_The task_:
Give the number of lines that contain the string "Korsar", please, and nothing else.

* Start Records for this exercise *

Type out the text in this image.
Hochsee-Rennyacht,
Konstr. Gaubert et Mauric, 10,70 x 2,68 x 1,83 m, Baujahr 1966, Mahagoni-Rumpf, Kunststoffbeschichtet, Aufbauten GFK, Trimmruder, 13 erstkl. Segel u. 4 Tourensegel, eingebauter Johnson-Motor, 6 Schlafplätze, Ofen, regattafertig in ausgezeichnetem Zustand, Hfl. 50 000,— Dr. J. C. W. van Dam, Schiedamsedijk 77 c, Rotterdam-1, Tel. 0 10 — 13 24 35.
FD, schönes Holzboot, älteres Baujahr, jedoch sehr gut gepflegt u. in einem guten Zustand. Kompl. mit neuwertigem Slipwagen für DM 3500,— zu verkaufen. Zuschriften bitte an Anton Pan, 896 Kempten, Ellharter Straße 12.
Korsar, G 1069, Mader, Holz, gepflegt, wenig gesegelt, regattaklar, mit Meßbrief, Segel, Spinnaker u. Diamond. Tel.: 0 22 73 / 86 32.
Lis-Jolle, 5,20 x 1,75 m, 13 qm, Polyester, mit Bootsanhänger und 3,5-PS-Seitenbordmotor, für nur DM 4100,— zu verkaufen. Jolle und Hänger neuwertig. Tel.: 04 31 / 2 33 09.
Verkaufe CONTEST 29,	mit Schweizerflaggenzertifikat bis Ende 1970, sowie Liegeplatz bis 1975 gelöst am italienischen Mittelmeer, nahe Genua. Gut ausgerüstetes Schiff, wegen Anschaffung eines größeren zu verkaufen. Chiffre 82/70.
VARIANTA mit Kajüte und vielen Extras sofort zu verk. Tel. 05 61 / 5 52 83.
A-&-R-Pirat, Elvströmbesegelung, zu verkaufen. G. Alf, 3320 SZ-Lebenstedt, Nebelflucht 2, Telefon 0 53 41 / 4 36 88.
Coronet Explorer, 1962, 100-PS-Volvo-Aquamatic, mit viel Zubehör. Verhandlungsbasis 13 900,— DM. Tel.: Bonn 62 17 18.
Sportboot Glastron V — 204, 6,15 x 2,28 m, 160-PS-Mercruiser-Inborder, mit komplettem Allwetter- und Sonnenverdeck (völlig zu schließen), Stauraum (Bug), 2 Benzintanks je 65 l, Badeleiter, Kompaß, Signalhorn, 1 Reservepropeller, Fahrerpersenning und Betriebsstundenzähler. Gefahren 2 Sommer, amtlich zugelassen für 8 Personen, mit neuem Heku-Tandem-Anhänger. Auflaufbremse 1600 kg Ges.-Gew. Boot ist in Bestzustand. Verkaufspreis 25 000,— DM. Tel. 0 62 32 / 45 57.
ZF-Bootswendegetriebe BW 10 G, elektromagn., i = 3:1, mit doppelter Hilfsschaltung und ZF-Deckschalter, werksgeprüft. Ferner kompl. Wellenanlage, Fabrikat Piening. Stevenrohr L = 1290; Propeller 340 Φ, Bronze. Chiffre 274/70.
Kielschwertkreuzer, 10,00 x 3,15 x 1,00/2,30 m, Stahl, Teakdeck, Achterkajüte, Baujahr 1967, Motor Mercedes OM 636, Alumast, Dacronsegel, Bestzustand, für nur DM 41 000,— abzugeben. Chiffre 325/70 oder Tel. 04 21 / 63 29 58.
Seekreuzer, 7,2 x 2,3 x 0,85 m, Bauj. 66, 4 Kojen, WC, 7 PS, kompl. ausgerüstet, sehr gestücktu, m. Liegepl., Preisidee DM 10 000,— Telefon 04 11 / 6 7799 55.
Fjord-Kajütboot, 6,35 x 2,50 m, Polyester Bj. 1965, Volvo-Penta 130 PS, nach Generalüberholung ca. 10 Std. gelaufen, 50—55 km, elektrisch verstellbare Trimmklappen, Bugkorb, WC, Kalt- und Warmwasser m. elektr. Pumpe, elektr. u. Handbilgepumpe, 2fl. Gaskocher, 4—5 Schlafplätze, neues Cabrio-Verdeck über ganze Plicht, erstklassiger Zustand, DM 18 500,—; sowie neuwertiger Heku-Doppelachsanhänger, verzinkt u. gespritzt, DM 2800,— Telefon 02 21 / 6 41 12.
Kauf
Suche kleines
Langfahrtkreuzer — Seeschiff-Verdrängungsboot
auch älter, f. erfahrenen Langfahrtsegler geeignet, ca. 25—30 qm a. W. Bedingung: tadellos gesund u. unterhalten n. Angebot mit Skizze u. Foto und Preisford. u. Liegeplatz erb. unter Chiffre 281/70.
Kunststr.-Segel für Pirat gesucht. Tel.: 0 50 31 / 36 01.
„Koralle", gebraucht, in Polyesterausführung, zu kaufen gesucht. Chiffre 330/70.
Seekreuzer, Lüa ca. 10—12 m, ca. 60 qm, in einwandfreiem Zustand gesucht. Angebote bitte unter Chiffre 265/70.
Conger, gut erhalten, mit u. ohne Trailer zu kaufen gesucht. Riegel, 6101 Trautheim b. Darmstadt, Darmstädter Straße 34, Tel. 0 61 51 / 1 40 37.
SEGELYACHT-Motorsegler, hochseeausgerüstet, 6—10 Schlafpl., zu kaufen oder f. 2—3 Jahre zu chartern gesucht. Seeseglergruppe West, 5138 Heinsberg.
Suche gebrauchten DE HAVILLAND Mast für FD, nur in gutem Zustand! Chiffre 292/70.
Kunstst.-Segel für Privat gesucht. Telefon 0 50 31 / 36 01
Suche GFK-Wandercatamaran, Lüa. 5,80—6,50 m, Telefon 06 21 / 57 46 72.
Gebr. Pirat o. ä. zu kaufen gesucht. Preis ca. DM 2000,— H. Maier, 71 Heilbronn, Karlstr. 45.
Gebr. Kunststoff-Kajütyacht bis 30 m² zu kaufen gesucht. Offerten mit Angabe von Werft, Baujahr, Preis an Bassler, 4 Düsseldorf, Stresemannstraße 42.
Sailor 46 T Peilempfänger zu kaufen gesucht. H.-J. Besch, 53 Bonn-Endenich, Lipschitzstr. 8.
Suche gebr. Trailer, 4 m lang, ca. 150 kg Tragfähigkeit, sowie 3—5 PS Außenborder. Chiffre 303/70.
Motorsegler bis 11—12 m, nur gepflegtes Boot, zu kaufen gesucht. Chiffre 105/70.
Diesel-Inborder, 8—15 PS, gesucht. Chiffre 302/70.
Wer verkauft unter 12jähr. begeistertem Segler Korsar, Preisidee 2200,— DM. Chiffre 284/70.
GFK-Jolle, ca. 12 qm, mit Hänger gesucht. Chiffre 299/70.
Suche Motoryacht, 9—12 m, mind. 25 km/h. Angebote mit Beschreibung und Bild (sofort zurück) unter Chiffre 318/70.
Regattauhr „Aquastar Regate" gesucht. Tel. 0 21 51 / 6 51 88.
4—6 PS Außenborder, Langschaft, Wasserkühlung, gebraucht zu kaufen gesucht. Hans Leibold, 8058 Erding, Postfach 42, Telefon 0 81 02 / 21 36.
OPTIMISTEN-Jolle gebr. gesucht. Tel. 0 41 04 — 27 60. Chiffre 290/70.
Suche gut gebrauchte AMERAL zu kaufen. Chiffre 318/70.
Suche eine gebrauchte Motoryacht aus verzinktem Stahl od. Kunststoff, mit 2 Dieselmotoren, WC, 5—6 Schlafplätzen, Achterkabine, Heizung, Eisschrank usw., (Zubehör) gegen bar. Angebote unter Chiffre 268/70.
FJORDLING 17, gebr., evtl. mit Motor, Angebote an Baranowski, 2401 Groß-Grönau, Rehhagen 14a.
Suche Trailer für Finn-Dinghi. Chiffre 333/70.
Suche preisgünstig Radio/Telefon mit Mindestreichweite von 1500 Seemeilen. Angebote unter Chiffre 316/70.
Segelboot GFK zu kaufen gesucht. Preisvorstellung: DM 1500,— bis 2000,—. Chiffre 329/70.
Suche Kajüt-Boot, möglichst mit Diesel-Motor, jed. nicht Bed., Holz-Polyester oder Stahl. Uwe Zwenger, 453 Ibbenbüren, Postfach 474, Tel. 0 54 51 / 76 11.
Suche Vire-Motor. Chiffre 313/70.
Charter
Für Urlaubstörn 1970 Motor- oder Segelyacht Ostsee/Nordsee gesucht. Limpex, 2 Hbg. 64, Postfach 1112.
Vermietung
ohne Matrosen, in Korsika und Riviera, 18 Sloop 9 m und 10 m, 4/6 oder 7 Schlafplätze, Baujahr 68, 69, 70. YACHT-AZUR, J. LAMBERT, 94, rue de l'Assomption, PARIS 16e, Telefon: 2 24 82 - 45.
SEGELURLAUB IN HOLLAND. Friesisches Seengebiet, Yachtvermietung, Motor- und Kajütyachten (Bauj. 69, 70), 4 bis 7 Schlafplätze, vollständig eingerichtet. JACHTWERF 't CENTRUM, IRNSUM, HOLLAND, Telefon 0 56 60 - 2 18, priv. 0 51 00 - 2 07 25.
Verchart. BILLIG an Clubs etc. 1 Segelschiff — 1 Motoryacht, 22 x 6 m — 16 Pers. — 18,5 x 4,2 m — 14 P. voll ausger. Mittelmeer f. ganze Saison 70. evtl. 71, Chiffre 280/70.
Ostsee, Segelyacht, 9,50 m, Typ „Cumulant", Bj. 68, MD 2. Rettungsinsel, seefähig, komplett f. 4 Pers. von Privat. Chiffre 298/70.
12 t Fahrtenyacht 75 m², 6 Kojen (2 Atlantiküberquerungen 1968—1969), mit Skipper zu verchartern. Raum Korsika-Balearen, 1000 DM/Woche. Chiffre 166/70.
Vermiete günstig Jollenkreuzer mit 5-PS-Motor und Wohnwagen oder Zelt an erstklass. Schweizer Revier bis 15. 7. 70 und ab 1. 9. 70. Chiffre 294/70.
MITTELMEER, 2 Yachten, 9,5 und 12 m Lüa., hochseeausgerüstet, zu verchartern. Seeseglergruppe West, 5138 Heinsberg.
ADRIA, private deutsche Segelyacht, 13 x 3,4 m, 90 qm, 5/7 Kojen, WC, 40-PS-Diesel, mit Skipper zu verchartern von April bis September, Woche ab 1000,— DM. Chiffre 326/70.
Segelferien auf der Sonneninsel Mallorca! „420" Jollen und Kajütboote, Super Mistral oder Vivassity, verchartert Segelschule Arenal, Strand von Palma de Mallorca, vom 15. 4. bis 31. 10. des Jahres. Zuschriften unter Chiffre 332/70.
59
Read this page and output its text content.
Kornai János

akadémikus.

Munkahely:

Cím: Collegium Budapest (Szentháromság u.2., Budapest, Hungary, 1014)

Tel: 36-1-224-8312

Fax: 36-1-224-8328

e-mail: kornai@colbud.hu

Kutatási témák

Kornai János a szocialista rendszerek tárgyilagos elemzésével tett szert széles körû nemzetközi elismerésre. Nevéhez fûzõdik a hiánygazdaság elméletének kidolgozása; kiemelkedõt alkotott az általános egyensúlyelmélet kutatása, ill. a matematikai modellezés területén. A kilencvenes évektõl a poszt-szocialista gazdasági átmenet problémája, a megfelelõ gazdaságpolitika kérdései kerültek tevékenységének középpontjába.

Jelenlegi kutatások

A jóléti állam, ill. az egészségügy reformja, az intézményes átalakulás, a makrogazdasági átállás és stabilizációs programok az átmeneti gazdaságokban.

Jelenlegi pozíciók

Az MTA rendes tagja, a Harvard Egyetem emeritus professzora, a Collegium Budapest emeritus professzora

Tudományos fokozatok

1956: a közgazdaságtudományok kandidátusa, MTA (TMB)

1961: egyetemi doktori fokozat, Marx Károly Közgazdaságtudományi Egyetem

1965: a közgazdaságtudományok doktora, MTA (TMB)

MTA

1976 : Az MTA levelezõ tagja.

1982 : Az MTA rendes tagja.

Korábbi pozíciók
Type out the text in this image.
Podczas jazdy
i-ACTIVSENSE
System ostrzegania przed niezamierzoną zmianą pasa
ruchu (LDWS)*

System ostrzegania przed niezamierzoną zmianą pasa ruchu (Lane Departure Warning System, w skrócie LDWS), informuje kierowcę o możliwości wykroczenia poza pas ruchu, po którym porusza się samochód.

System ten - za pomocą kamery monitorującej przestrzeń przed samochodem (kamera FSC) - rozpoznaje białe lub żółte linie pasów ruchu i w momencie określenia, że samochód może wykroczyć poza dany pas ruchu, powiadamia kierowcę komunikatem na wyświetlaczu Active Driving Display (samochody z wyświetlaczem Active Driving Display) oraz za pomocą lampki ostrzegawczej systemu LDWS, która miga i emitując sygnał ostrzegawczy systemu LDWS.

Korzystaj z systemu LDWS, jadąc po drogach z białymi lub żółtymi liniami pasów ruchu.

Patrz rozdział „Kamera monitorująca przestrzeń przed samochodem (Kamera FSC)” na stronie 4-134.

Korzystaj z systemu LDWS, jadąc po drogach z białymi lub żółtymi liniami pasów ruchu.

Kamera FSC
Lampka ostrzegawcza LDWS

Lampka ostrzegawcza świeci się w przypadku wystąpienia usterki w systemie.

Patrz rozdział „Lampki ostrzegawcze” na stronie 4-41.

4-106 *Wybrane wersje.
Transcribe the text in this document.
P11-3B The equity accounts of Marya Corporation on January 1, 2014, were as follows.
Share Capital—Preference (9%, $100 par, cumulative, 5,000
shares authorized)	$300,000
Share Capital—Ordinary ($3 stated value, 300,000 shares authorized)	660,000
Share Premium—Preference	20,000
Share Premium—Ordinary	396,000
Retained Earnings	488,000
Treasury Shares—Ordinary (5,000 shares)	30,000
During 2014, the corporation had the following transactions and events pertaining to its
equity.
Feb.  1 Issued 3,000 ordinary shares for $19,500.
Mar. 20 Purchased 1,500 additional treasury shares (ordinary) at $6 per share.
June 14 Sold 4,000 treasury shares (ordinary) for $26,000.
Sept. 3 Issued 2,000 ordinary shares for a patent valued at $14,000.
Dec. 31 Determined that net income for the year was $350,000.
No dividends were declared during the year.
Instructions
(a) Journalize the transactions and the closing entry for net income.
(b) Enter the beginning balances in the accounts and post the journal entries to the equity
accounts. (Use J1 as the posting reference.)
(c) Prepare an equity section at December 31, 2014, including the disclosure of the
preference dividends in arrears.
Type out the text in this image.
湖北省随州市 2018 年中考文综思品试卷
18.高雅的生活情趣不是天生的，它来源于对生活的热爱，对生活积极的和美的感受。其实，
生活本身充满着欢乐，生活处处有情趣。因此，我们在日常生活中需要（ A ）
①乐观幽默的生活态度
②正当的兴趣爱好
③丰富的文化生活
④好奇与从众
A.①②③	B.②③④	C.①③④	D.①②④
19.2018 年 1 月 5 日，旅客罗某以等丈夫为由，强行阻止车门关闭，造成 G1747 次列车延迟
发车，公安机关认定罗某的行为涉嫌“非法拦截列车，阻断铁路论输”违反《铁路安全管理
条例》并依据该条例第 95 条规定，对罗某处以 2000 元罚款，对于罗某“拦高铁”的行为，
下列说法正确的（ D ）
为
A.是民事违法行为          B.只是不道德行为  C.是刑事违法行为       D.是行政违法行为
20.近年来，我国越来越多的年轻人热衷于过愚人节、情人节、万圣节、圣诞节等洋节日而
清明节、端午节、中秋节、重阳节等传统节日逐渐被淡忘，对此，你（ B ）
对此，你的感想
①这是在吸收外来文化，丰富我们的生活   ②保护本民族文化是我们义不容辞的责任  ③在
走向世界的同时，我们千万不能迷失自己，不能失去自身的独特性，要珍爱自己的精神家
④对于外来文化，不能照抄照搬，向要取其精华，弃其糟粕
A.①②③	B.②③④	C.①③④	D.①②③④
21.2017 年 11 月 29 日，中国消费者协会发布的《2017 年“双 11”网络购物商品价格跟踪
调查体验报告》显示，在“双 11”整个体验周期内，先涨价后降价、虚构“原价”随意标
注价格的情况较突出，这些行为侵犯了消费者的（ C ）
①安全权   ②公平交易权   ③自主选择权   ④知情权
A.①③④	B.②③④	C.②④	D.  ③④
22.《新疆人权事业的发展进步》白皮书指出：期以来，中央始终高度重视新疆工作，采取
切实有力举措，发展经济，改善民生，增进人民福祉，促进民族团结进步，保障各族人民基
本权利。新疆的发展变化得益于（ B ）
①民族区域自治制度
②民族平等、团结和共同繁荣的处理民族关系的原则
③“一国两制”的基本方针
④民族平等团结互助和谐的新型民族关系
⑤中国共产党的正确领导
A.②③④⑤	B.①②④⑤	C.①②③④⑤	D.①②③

* End Records for this exercise *

_Output below_:
2